* _Written task_
Extract each line of the data and write it out again exactly.

* _Items listed in a dataset_
-=-=-
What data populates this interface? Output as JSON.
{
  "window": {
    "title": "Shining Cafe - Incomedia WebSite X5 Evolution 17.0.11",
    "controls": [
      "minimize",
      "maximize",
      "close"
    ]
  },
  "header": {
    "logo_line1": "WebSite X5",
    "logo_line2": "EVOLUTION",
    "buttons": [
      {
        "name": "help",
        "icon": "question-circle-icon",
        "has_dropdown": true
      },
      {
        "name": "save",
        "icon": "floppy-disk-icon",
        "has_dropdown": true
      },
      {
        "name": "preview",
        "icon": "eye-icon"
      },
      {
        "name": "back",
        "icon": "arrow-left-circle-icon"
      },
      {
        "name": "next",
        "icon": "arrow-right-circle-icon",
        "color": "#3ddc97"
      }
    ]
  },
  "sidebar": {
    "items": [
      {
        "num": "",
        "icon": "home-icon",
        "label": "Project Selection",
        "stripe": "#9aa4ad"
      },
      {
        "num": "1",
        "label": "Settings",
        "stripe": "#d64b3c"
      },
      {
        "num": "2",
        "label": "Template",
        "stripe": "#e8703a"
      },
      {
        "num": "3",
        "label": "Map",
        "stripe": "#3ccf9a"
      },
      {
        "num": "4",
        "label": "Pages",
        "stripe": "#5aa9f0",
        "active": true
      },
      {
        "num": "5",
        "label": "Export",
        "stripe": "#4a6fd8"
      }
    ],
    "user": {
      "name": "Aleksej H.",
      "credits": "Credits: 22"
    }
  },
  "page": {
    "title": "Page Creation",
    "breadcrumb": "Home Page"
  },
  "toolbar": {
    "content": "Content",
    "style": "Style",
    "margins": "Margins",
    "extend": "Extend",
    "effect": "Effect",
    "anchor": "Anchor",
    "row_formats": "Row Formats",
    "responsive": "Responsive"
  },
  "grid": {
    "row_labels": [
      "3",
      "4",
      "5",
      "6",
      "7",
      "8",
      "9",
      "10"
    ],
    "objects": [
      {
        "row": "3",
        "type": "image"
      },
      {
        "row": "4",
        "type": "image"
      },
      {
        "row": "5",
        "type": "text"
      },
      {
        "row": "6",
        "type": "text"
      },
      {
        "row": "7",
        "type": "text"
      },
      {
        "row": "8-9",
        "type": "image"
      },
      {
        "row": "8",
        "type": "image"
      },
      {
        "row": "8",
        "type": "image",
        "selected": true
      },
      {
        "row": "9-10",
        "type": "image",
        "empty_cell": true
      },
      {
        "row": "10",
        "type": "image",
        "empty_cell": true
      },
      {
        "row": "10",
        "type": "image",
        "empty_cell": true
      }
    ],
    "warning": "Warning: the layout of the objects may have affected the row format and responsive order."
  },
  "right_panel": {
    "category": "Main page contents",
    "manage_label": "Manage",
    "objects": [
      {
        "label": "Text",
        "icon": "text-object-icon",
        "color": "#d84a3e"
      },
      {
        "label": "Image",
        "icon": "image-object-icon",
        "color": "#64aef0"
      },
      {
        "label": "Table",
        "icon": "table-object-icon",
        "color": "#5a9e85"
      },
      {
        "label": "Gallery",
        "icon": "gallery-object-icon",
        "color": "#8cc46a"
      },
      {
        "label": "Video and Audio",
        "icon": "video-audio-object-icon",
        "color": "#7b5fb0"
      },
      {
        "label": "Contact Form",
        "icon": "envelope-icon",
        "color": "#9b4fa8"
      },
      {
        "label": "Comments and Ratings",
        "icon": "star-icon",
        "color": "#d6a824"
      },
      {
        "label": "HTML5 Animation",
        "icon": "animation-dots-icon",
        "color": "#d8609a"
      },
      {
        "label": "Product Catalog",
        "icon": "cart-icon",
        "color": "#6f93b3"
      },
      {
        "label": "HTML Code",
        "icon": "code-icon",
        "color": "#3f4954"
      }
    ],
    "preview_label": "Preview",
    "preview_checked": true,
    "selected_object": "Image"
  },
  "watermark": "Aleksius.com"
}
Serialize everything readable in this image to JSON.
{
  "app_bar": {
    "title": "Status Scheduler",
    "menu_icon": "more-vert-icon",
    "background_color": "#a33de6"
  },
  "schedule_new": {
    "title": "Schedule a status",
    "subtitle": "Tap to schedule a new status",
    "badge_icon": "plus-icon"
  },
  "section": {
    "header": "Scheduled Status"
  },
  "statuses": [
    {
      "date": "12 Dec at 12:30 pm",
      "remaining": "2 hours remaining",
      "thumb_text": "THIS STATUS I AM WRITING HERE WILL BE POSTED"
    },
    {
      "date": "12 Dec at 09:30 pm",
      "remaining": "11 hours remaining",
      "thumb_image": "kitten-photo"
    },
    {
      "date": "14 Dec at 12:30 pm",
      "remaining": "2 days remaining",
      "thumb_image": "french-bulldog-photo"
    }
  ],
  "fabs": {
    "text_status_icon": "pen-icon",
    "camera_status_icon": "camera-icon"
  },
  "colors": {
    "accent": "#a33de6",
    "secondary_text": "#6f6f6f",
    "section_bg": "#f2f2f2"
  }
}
-=-=-
* _Finished exercise_
What data populates this interface? Output as JSON.
{
  "window": {
    "title": "Shining Cafe - Incomedia WebSite X5 Evolution 17.0.11",
    "controls": [
      "minimize",
      "maximize",
      "close"
    ]
  },
  "header": {
    "logo_line1": "WebSite X5",
    "logo_line2": "EVOLUTION",
    "buttons": [
      {
        "name": "help",
        "icon": "question-circle-icon",
        "has_dropdown": true
      },
      {
        "name": "save",
        "icon": "floppy-disk-icon",
        "has_dropdown": true
      },
      {
        "name": "preview",
        "icon": "eye-icon"
      },
      {
        "name": "back",
        "icon": "arrow-left-circle-icon"
      },
      {
        "name": "next",
        "icon": "arrow-right-circle-icon",
        "color": "#3ddc97"
      }
    ]
  },
  "sidebar": {
    "items": [
      {
        "num": "",
        "icon": "home-icon",
        "label": "Project Selection",
        "stripe": "#9aa4ad"
      },
      {
        "num": "1",
        "label": "Settings",
        "stripe": "#d64b3c"
      },
      {
        "num": "2",
        "label": "Template",
        "stripe": "#e8703a"
      },
      {
        "num": "3",
        "label": "Map",
        "stripe": "#3ccf9a"
      },
      {
        "num": "4",
        "label": "Pages",
        "stripe": "#5aa9f0",
        "active": true
      },
      {
        "num": "5",
        "label": "Export",
        "stripe": "#4a6fd8"
      }
    ],
    "user": {
      "name": "Aleksej H.",
      "credits": "Credits: 22"
    }
  },
  "page": {
    "title": "Page Creation",
    "breadcrumb": "Home Page"
  },
  "toolbar": {
    "content": "Content",
    "style": "Style",
    "margins": "Margins",
    "extend": "Extend",
    "effect": "Effect",
    "anchor": "Anchor",
    "row_formats": "Row Formats",
    "responsive": "Responsive"
  },
  "grid": {
    "row_labels": [
      "3",
      "4",
      "5",
      "6",
      "7",
      "8",
      "9",
      "10"
    ],
    "objects": [
      {
        "row": "3",
        "type": "image"
      },
      {
        "row": "4",
        "type": "image"
      },
      {
        "row": "5",
        "type": "text"
      },
      {
        "row": "6",
        "type": "text"
      },
      {
        "row": "7",
        "type": "text"
      },
      {
        "row": "8-9",
        "type": "image"
      },
      {
        "row": "8",
        "type": "image"
      },
      {
        "row": "8",
        "type": "image",
        "selected": true
      },
      {
        "row": "9-10",
        "type": "image",
        "empty_cell": true
      },
      {
        "row": "10",
        "type": "image",
        "empty_cell": true
      },
      {
        "row": "10",
        "type": "image",
        "empty_cell": true
      }
    ],
    "warning": "Warning: the layout of the objects may have affected the row format and responsive order."
  },
  "right_panel": {
    "category": "Main page contents",
    "manage_label": "Manage",
    "objects": [
      {
        "label": "Text",
        "icon": "text-object-icon",
        "color": "#d84a3e"
      },
      {
        "label": "Image",
        "icon": "image-object-icon",
        "color": "#64aef0"
      },
      {
        "label": "Table",
        "icon": "table-object-icon",
        "color": "#5a9e85"
      },
      {
        "label": "Gallery",
        "icon": "gallery-object-icon",
        "color": "#8cc46a"
      },
      {
        "label": "Video and Audio",
        "icon": "video-audio-object-icon",
        "color": "#7b5fb0"
      },
      {
        "label": "Contact Form",
        "icon": "envelope-icon",
        "color": "#9b4fa8"
      },
      {
        "label": "Comments and Ratings",
        "icon": "star-icon",
        "color": "#d6a824"
      },
      {
        "label": "HTML5 Animation",
        "icon": "animation-dots-icon",
        "color": "#d8609a"
      },
      {
        "label": "Product Catalog",
        "icon": "cart-icon",
        "color": "#6f93b3"
      },
      {
        "label": "HTML Code",
        "icon": "code-icon",
        "color": "#3f4954"
      }
    ],
    "preview_label": "Preview",
    "preview_checked": true,
    "selected_object": "Image"
  },
  "watermark": "Aleksius.com"
}
Serialize everything readable in this image to JSON.
{
  "app_bar": {
    "title": "Status Scheduler",
    "menu_icon": "more-vert-icon",
    "background_color": "#a33de6"
  },
  "schedule_new": {
    "title": "Schedule a status",
    "subtitle": "Tap to schedule a new status",
    "badge_icon": "plus-icon"
  },
  "section": {
    "header": "Scheduled Status"
  },
  "statuses": [
    {
      "date": "12 Dec at 12:30 pm",
      "remaining": "2 hours remaining",
      "thumb_text": "THIS STATUS I AM WRITING HERE WILL BE POSTED"
    },
    {
      "date": "12 Dec at 09:30 pm",
      "remaining": "11 hours remaining",
      "thumb_image": "kitten-photo"
    },
    {
      "date": "14 Dec at 12:30 pm",
      "remaining": "2 days remaining",
      "thumb_image": "french-bulldog-photo"
    }
  ],
  "fabs": {
    "text_status_icon": "pen-icon",
    "camera_status_icon": "camera-icon"
  },
  "colors": {
    "accent": "#a33de6",
    "secondary_text": "#6f6f6f",
    "section_bg": "#f2f2f2"
  }
}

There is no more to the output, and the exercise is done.